Goal
Gather all lines from the material that contain the word "Lopez".

>> start Input for this task

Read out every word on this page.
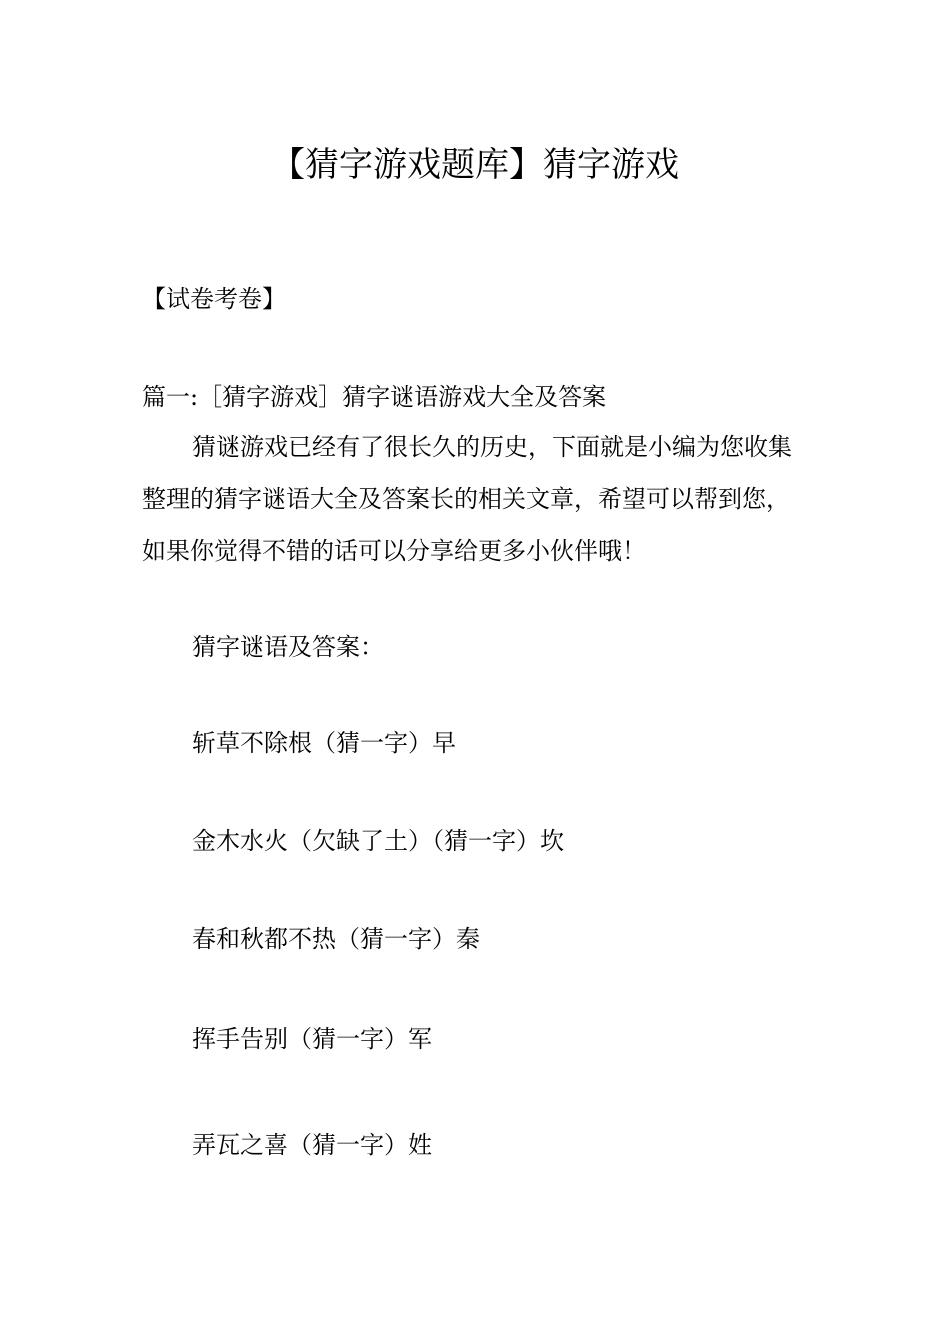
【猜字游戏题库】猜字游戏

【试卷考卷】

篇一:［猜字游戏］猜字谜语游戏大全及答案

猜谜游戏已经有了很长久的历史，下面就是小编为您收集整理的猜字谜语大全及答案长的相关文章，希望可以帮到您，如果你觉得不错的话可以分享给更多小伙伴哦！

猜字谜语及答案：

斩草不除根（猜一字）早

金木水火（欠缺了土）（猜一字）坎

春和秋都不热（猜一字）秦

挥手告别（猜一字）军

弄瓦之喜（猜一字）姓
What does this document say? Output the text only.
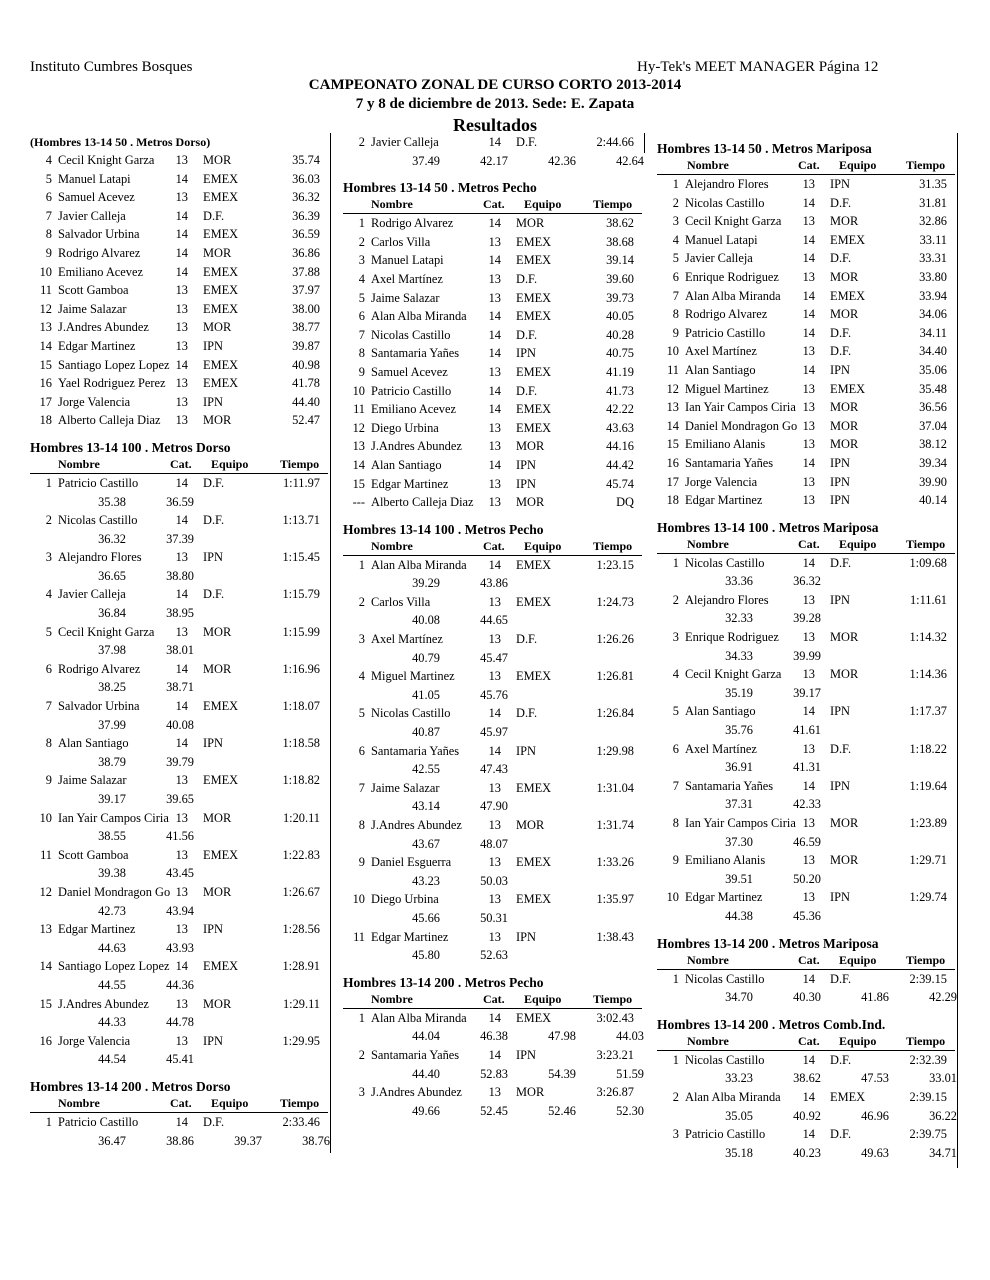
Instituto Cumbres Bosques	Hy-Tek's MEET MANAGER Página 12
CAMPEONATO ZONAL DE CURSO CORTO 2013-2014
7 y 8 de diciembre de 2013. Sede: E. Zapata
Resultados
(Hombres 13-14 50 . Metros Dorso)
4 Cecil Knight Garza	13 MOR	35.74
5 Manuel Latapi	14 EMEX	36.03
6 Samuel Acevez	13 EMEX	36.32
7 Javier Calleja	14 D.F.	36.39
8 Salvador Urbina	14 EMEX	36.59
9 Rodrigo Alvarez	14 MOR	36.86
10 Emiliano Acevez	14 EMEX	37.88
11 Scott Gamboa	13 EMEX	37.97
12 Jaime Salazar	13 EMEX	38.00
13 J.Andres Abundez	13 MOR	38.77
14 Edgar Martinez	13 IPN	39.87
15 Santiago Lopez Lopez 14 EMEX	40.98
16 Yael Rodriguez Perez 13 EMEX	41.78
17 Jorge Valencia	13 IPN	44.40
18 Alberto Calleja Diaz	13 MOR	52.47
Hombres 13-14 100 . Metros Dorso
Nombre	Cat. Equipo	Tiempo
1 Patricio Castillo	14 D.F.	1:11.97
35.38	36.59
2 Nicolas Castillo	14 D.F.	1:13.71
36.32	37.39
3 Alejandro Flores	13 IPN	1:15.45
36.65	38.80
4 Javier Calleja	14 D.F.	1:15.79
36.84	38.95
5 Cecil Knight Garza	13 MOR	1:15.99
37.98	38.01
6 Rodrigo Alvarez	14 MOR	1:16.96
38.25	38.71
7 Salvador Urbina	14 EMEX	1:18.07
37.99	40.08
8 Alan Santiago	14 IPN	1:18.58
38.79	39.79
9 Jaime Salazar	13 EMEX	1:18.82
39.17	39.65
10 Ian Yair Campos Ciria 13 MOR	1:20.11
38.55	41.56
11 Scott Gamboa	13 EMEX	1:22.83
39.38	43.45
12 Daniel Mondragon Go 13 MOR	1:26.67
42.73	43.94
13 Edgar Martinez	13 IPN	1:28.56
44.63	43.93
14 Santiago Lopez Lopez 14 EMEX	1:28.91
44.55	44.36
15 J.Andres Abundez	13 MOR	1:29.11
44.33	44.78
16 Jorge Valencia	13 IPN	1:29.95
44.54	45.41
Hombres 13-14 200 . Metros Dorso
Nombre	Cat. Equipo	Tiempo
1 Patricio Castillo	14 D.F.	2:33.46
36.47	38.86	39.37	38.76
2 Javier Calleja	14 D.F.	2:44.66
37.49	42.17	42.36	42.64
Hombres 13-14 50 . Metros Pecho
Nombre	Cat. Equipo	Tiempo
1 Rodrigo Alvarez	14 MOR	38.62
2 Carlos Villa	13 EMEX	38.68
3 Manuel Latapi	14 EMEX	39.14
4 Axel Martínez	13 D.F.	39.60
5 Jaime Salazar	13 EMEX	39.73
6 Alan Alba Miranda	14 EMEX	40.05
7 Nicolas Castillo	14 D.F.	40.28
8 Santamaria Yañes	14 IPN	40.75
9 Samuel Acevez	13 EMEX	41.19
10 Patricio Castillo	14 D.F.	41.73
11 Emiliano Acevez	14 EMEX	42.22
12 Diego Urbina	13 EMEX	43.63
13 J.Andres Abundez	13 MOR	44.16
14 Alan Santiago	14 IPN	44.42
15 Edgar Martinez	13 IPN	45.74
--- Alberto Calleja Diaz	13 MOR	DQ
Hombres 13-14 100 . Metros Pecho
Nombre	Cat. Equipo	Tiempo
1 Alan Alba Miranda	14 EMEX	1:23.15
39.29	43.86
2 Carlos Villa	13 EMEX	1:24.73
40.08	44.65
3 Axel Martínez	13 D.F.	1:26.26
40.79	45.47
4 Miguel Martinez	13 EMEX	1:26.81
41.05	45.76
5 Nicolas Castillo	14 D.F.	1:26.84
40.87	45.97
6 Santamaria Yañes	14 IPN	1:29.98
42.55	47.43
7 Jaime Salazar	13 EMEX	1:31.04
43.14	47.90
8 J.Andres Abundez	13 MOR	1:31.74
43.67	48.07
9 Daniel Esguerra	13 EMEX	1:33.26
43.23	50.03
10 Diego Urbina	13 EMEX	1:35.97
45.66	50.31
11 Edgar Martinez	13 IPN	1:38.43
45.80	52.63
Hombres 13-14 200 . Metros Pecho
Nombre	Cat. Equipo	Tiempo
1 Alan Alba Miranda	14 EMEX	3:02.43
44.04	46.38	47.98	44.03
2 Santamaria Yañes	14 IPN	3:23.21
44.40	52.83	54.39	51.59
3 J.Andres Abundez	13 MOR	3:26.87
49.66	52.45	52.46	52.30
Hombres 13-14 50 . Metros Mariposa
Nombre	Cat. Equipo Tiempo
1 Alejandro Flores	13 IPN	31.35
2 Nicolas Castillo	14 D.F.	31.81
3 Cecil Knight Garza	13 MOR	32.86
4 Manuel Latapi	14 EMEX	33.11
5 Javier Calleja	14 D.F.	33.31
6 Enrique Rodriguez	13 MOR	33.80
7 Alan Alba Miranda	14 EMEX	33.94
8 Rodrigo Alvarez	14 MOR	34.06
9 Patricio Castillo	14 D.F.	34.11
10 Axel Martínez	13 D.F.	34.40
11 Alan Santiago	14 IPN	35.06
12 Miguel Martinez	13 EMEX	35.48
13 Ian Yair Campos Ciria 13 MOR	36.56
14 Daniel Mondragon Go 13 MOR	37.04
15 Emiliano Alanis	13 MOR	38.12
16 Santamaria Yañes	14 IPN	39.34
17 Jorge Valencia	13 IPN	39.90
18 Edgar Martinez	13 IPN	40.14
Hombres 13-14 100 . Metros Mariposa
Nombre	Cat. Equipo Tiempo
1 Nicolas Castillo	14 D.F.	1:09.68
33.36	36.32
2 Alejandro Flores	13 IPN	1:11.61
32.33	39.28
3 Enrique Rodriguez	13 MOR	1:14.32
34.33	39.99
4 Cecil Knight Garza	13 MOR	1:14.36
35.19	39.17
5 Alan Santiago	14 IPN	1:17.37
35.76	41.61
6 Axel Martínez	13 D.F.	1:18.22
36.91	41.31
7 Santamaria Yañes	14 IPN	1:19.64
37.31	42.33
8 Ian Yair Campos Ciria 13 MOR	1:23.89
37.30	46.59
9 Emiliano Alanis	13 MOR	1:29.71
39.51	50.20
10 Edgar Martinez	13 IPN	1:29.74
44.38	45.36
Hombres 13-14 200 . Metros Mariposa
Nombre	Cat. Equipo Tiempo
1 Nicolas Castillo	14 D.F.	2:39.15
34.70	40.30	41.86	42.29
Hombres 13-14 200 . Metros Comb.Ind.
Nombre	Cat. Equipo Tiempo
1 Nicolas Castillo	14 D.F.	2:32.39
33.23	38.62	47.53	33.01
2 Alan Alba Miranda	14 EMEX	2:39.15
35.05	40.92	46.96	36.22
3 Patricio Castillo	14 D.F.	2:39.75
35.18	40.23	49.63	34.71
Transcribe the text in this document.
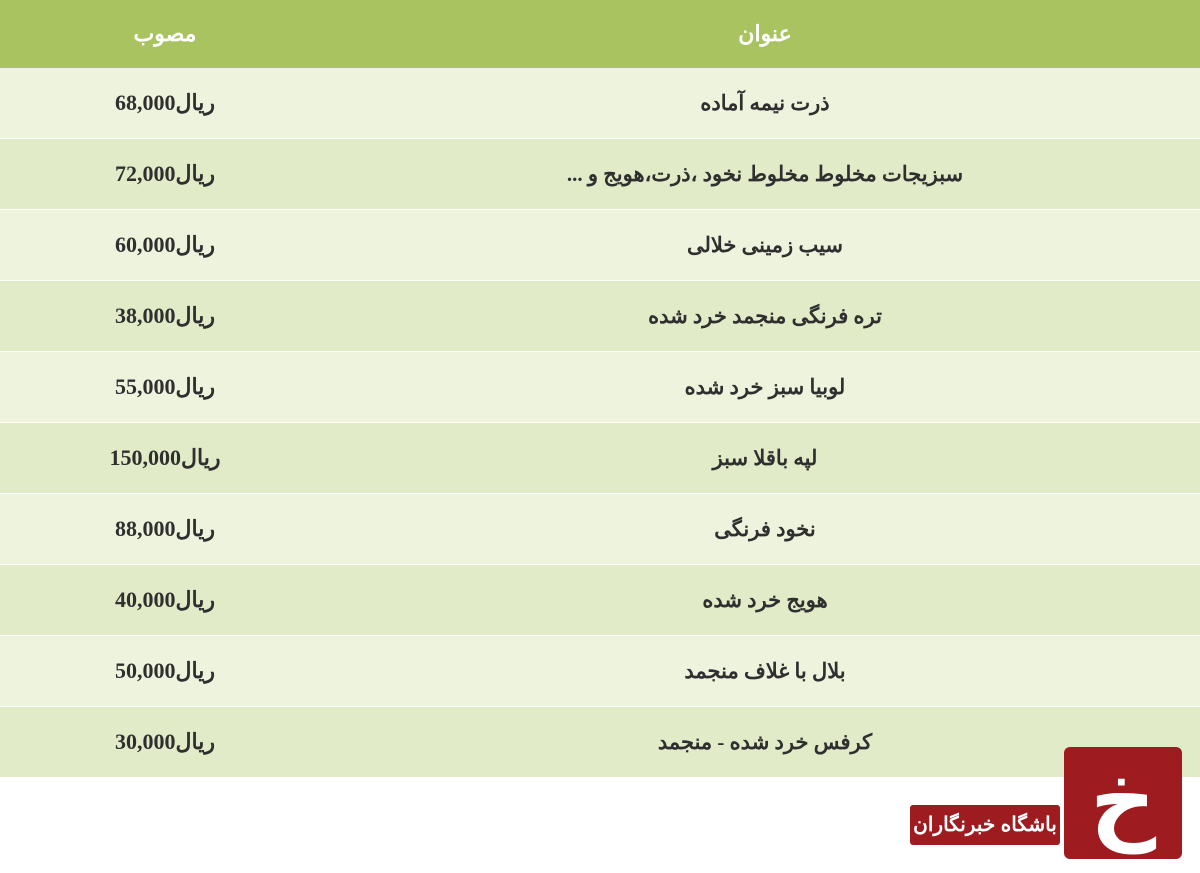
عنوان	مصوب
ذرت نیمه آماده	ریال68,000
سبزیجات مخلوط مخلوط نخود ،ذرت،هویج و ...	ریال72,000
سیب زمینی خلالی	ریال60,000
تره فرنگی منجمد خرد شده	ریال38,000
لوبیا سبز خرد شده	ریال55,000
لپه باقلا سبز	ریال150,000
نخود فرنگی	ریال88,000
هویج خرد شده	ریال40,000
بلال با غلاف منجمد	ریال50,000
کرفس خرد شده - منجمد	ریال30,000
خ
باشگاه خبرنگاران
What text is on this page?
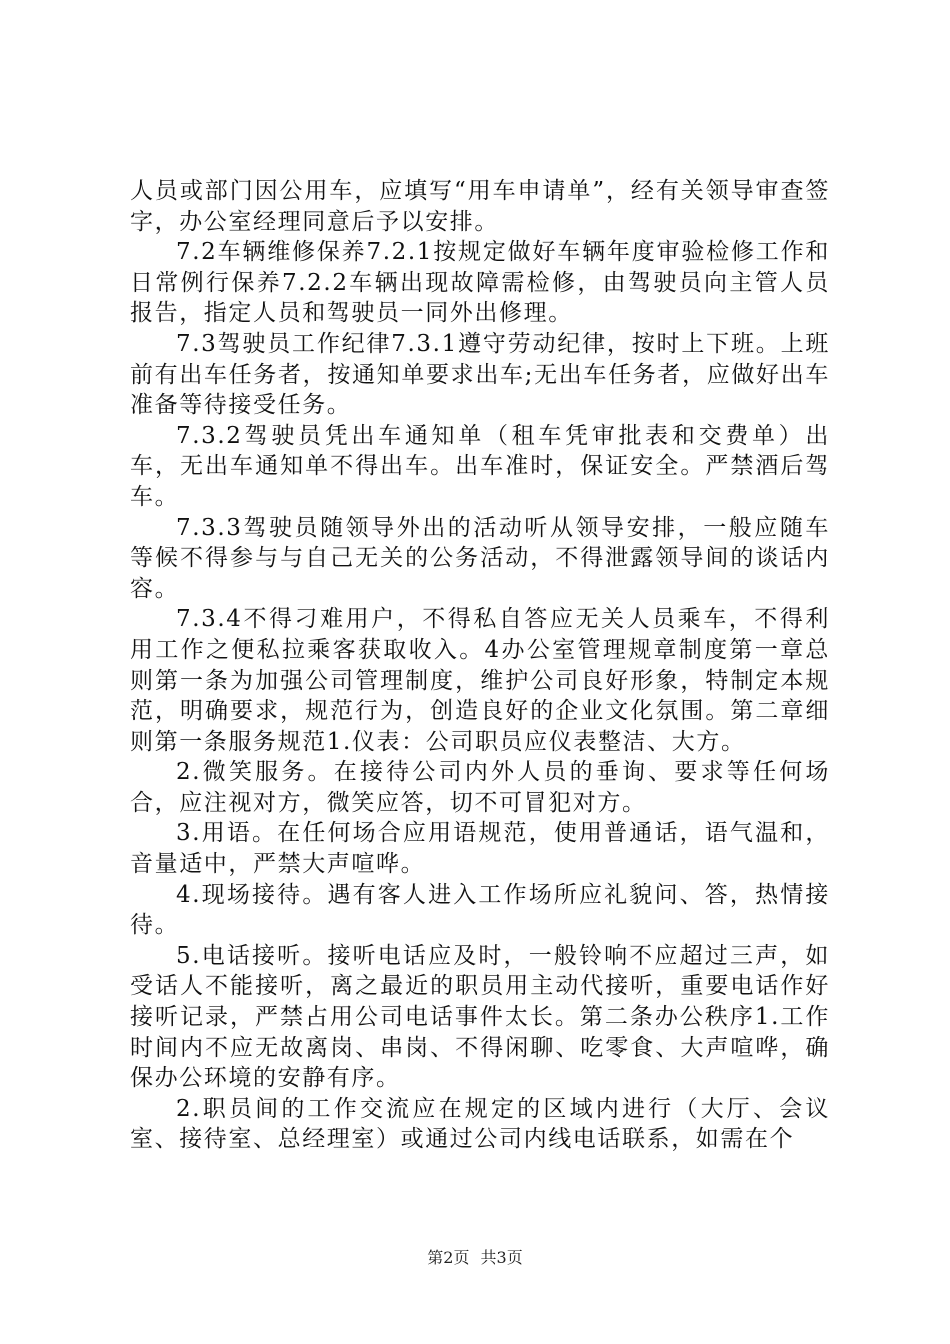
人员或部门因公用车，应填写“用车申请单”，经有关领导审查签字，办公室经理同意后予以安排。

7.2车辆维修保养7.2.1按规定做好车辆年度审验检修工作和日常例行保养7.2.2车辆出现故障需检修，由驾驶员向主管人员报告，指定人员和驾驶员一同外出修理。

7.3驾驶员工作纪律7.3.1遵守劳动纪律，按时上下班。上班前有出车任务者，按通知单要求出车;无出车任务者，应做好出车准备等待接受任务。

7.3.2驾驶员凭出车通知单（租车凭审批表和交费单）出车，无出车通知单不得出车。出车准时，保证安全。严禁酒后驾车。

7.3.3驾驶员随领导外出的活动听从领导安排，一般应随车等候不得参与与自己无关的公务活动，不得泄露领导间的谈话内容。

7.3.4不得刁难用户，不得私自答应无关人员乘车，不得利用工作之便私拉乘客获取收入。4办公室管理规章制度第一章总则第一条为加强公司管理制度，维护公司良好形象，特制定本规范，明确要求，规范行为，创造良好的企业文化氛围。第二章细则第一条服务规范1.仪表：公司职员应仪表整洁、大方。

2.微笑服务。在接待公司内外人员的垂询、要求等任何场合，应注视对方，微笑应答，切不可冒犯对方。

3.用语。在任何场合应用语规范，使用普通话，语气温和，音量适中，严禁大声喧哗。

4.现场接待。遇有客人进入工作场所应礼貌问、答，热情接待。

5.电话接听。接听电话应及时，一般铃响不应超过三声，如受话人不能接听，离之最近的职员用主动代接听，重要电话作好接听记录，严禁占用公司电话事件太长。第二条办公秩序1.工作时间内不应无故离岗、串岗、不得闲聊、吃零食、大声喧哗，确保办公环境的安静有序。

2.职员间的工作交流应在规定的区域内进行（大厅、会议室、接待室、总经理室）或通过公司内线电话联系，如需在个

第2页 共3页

>> end Input for this task

Output below
15 Santiago Lopez Lopez 14 EMEX	40.98
14 Santiago Lopez Lopez 14 EMEX	1:28.91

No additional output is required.